- [Work instructions] Each record should be copied exactly into the answer, and no picture should go with it.

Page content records
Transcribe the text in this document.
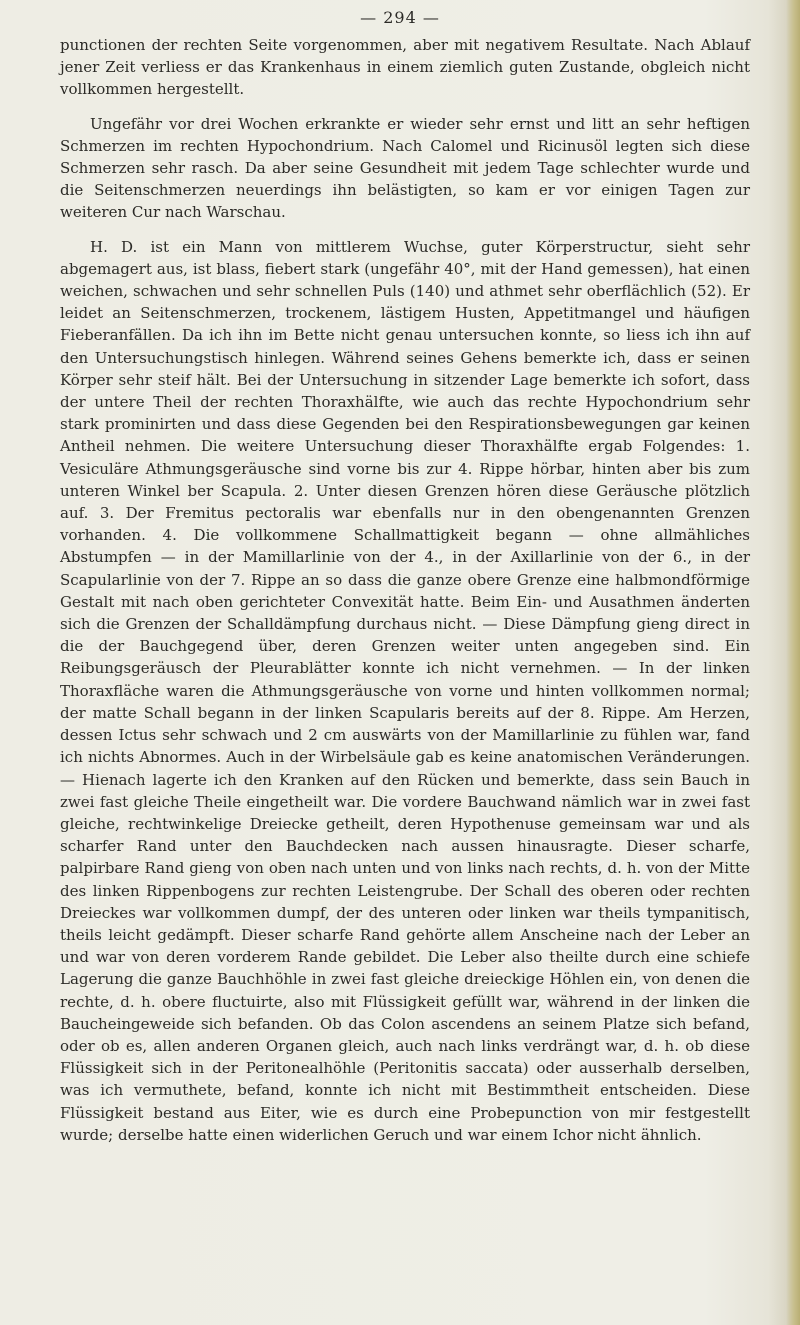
— 294 —

punctionen der rechten Seite vorgenommen, aber mit negativem Resultate. Nach Ablauf jener Zeit verliess er das Krankenhaus in einem ziemlich guten Zustande, obgleich nicht vollkommen hergestellt.

Ungefähr vor drei Wochen erkrankte er wieder sehr ernst und litt an sehr heftigen Schmerzen im rechten Hypochondrium. Nach Calomel und Ricinusöl legten sich diese Schmerzen sehr rasch. Da aber seine Gesundheit mit jedem Tage schlechter wurde und die Seitenschmerzen neuerdings ihn belästigten, so kam er vor einigen Tagen zur weiteren Cur nach Warschau.

H. D. ist ein Mann von mittlerem Wuchse, guter Körperstructur, sieht sehr abgemagert aus, ist blass, fiebert stark (ungefähr 40°, mit der Hand gemessen), hat einen weichen, schwachen und sehr schnellen Puls (140) und athmet sehr oberflächlich (52). Er leidet an Seitenschmerzen, trockenem, lästigem Husten, Appetitmangel und häufigen Fieberanfällen. Da ich ihn im Bette nicht genau untersuchen konnte, so liess ich ihn auf den Untersuchungstisch hinlegen. Während seines Gehens bemerkte ich, dass er seinen Körper sehr steif hält. Bei der Untersuchung in sitzender Lage bemerkte ich sofort, dass der untere Theil der rechten Thoraxhälfte, wie auch das rechte Hypochondrium sehr stark prominirten und dass diese Gegenden bei den Respirationsbewegungen gar keinen Antheil nehmen. Die weitere Untersuchung dieser Thoraxhälfte ergab Folgendes: 1. Vesiculäre Athmungsgeräusche sind vorne bis zur 4. Rippe hörbar, hinten aber bis zum unteren Winkel ber Scapula. 2. Unter diesen Grenzen hören diese Geräusche plötzlich auf. 3. Der Fremitus pectoralis war ebenfalls nur in den obengenannten Grenzen vorhanden. 4. Die vollkommene Schallmattigkeit begann — ohne allmähliches Abstumpfen — in der Mamillarlinie von der 4., in der Axillarlinie von der 6., in der Scapularlinie von der 7. Rippe an so dass die ganze obere Grenze eine halbmondförmige Gestalt mit nach oben gerichteter Convexität hatte. Beim Ein- und Ausathmen änderten sich die Grenzen der Schalldämpfung durchaus nicht. — Diese Dämpfung gieng direct in die der Bauchgegend über, deren Grenzen weiter unten angegeben sind. Ein Reibungsgeräusch der Pleurablätter konnte ich nicht vernehmen. — In der linken Thoraxfläche waren die Athmungsgeräusche von vorne und hinten vollkommen normal; der matte Schall begann in der linken Scapularis bereits auf der 8. Rippe. Am Herzen, dessen Ictus sehr schwach und 2 cm auswärts von der Mamillarlinie zu fühlen war, fand ich nichts Abnormes. Auch in der Wirbelsäule gab es keine anatomischen Veränderungen. — Hienach lagerte ich den Kranken auf den Rücken und bemerkte, dass sein Bauch in zwei fast gleiche Theile eingetheilt war. Die vordere Bauchwand nämlich war in zwei fast gleiche, rechtwinkelige Dreiecke getheilt, deren Hypothenuse gemeinsam war und als scharfer Rand unter den Bauchdecken nach aussen hinausragte. Dieser scharfe, palpirbare Rand gieng von oben nach unten und von links nach rechts, d. h. von der Mitte des linken Rippenbogens zur rechten Leistengrube. Der Schall des oberen oder rechten Dreieckes war vollkommen dumpf, der des unteren oder linken war theils tympanitisch, theils leicht gedämpft. Dieser scharfe Rand gehörte allem Anscheine nach der Leber an und war von deren vorderem Rande gebildet. Die Leber also theilte durch eine schiefe Lagerung die ganze Bauchhöhle in zwei fast gleiche dreieckige Höhlen ein, von denen die rechte, d. h. obere fluctuirte, also mit Flüssigkeit gefüllt war, während in der linken die Baucheingeweide sich befanden. Ob das Colon ascendens an seinem Platze sich befand, oder ob es, allen anderen Organen gleich, auch nach links verdrängt war, d. h. ob diese Flüssigkeit sich in der Peritonealhöhle (Peritonitis saccata) oder ausserhalb derselben, was ich vermuthete, befand, konnte ich nicht mit Bestimmtheit entscheiden. Diese Flüssigkeit bestand aus Eiter, wie es durch eine Probepunction von mir festgestellt wurde; derselbe hatte einen widerlichen Geruch und war einem Ichor nicht ähnlich.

- [Written solution]
Transcribe the text in this document.
— 294 —

punctionen der rechten Seite vorgenommen, aber mit negativem Resultate. Nach Ablauf jener Zeit verliess er das Krankenhaus in einem ziemlich guten Zustande, obgleich nicht vollkommen hergestellt.

Ungefähr vor drei Wochen erkrankte er wieder sehr ernst und litt an sehr heftigen Schmerzen im rechten Hypochondrium. Nach Calomel und Ricinusöl legten sich diese Schmerzen sehr rasch. Da aber seine Gesundheit mit jedem Tage schlechter wurde und die Seitenschmerzen neuerdings ihn belästigten, so kam er vor einigen Tagen zur weiteren Cur nach Warschau.

H. D. ist ein Mann von mittlerem Wuchse, guter Körperstructur, sieht sehr abgemagert aus, ist blass, fiebert stark (ungefähr 40°, mit der Hand gemessen), hat einen weichen, schwachen und sehr schnellen Puls (140) und athmet sehr oberflächlich (52). Er leidet an Seitenschmerzen, trockenem, lästigem Husten, Appetitmangel und häufigen Fieberanfällen. Da ich ihn im Bette nicht genau untersuchen konnte, so liess ich ihn auf den Untersuchungstisch hinlegen. Während seines Gehens bemerkte ich, dass er seinen Körper sehr steif hält. Bei der Untersuchung in sitzender Lage bemerkte ich sofort, dass der untere Theil der rechten Thoraxhälfte, wie auch das rechte Hypochondrium sehr stark prominirten und dass diese Gegenden bei den Respirationsbewegungen gar keinen Antheil nehmen. Die weitere Untersuchung dieser Thoraxhälfte ergab Folgendes: 1. Vesiculäre Athmungsgeräusche sind vorne bis zur 4. Rippe hörbar, hinten aber bis zum unteren Winkel ber Scapula. 2. Unter diesen Grenzen hören diese Geräusche plötzlich auf. 3. Der Fremitus pectoralis war ebenfalls nur in den obengenannten Grenzen vorhanden. 4. Die vollkommene Schallmattigkeit begann — ohne allmähliches Abstumpfen — in der Mamillarlinie von der 4., in der Axillarlinie von der 6., in der Scapularlinie von der 7. Rippe an so dass die ganze obere Grenze eine halbmondförmige Gestalt mit nach oben gerichteter Convexität hatte. Beim Ein- und Ausathmen änderten sich die Grenzen der Schalldämpfung durchaus nicht. — Diese Dämpfung gieng direct in die der Bauchgegend über, deren Grenzen weiter unten angegeben sind. Ein Reibungsgeräusch der Pleurablätter konnte ich nicht vernehmen. — In der linken Thoraxfläche waren die Athmungsgeräusche von vorne und hinten vollkommen normal; der matte Schall begann in der linken Scapularis bereits auf der 8. Rippe. Am Herzen, dessen Ictus sehr schwach und 2 cm auswärts von der Mamillarlinie zu fühlen war, fand ich nichts Abnormes. Auch in der Wirbelsäule gab es keine anatomischen Veränderungen. — Hienach lagerte ich den Kranken auf den Rücken und bemerkte, dass sein Bauch in zwei fast gleiche Theile eingetheilt war. Die vordere Bauchwand nämlich war in zwei fast gleiche, rechtwinkelige Dreiecke getheilt, deren Hypothenuse gemeinsam war und als scharfer Rand unter den Bauchdecken nach aussen hinausragte. Dieser scharfe, palpirbare Rand gieng von oben nach unten und von links nach rechts, d. h. von der Mitte des linken Rippenbogens zur rechten Leistengrube. Der Schall des oberen oder rechten Dreieckes war vollkommen dumpf, der des unteren oder linken war theils tympanitisch, theils leicht gedämpft. Dieser scharfe Rand gehörte allem Anscheine nach der Leber an und war von deren vorderem Rande gebildet. Die Leber also theilte durch eine schiefe Lagerung die ganze Bauchhöhle in zwei fast gleiche dreieckige Höhlen ein, von denen die rechte, d. h. obere fluctuirte, also mit Flüssigkeit gefüllt war, während in der linken die Baucheingeweide sich befanden. Ob das Colon ascendens an seinem Platze sich befand, oder ob es, allen anderen Organen gleich, auch nach links verdrängt war, d. h. ob diese Flüssigkeit sich in der Peritonealhöhle (Peritonitis saccata) oder ausserhalb derselben, was ich vermuthete, befand, konnte ich nicht mit Bestimmtheit entscheiden. Diese Flüssigkeit bestand aus Eiter, wie es durch eine Probepunction von mir festgestellt wurde; derselbe hatte einen widerlichen Geruch und war einem Ichor nicht ähnlich.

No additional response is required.